Start of Given data

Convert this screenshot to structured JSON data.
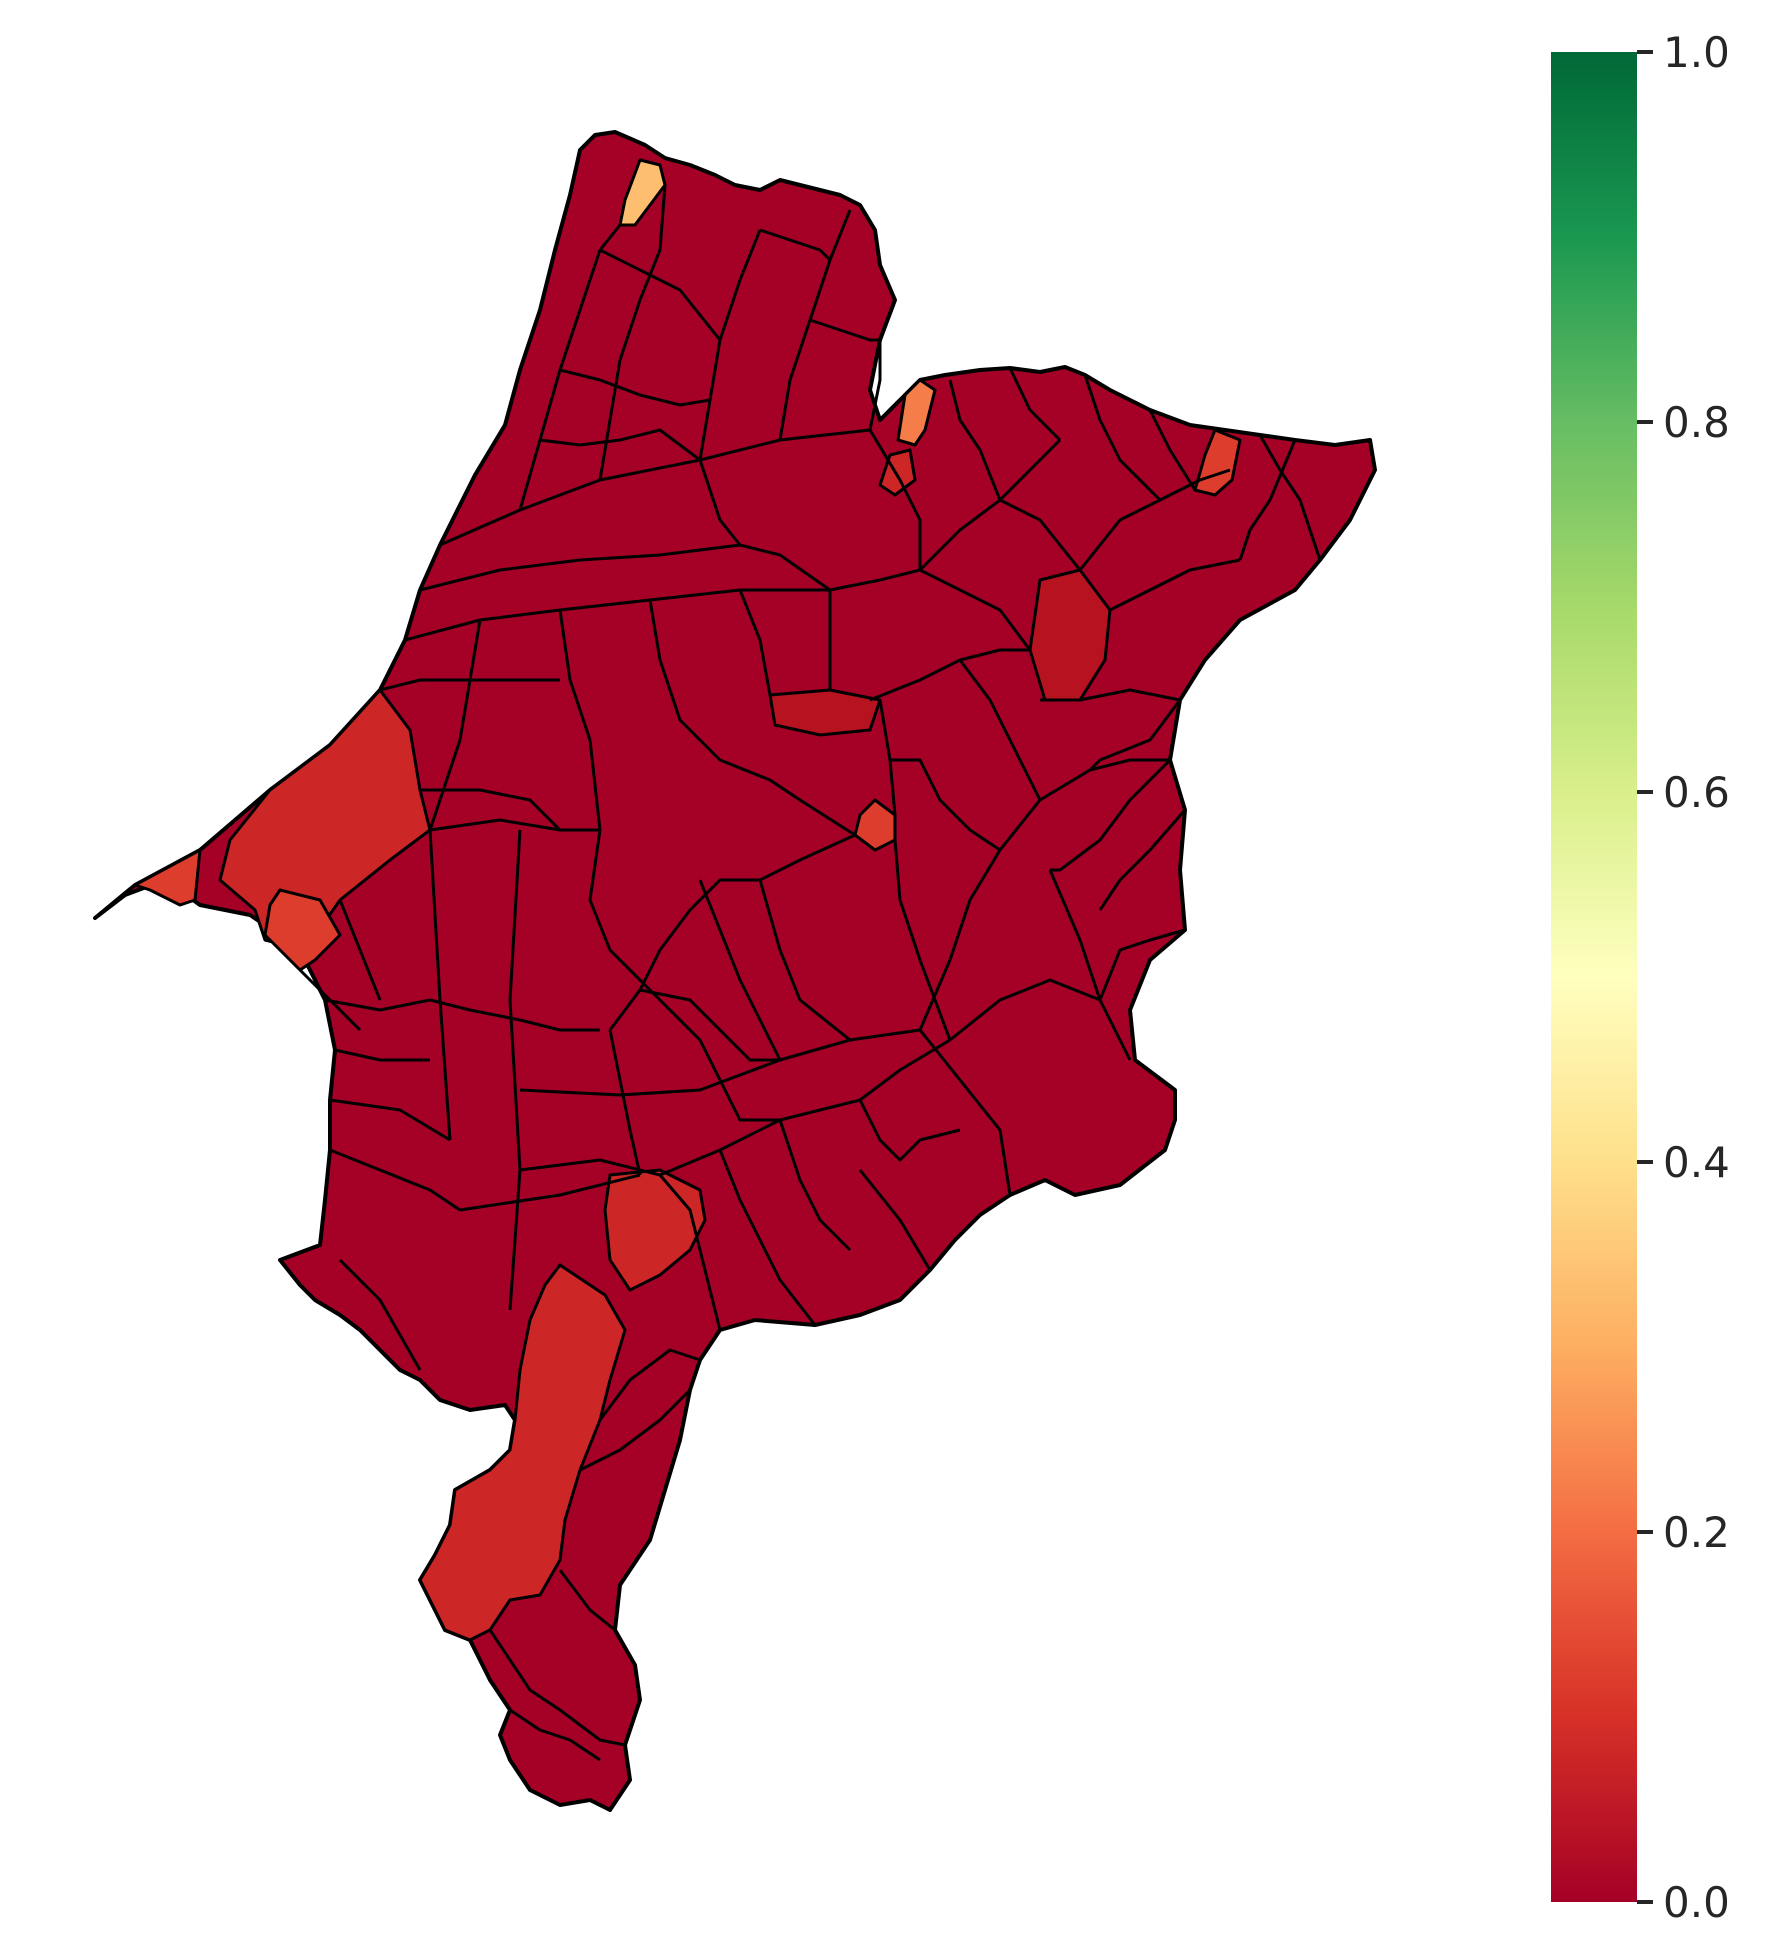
{
  "map": {
    "type": "choropleth",
    "colormap": "RdYlGn",
    "region_fill_colors": {
      "dominant": "#a50026",
      "minor_dark": "#b7121f",
      "mid": "#cc2627",
      "light_red": "#dd3d2d",
      "orange": "#f47d4a",
      "light_orange": "#fdbf6f"
    },
    "border_color": "#000000"
  },
  "colorbar": {
    "min": 0.0,
    "max": 1.0,
    "ticks": [
      {
        "value": 0.0,
        "label": "0.0"
      },
      {
        "value": 0.2,
        "label": "0.2"
      },
      {
        "value": 0.4,
        "label": "0.4"
      },
      {
        "value": 0.6,
        "label": "0.6"
      },
      {
        "value": 0.8,
        "label": "0.8"
      },
      {
        "value": 1.0,
        "label": "1.0"
      }
    ],
    "gradient_stops": [
      "#a50026",
      "#d73027",
      "#f46d43",
      "#fdae61",
      "#fee08b",
      "#ffffbf",
      "#d9ef8b",
      "#a6d96a",
      "#66bd63",
      "#1a9850",
      "#006837"
    ]
  }
}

End of Given data

# What is expected
Quote each record exactly as it stands, minus the pictures.

# Response to this exercise
Convert this screenshot to structured JSON data.
{
  "map": {
    "type": "choropleth",
    "colormap": "RdYlGn",
    "region_fill_colors": {
      "dominant": "#a50026",
      "minor_dark": "#b7121f",
      "mid": "#cc2627",
      "light_red": "#dd3d2d",
      "orange": "#f47d4a",
      "light_orange": "#fdbf6f"
    },
    "border_color": "#000000"
  },
  "colorbar": {
    "min": 0.0,
    "max": 1.0,
    "ticks": [
      {
        "value": 0.0,
        "label": "0.0"
      },
      {
        "value": 0.2,
        "label": "0.2"
      },
      {
        "value": 0.4,
        "label": "0.4"
      },
      {
        "value": 0.6,
        "label": "0.6"
      },
      {
        "value": 0.8,
        "label": "0.8"
      },
      {
        "value": 1.0,
        "label": "1.0"
      }
    ],
    "gradient_stops": [
      "#a50026",
      "#d73027",
      "#f46d43",
      "#fdae61",
      "#fee08b",
      "#ffffbf",
      "#d9ef8b",
      "#a6d96a",
      "#66bd63",
      "#1a9850",
      "#006837"
    ]
  }
}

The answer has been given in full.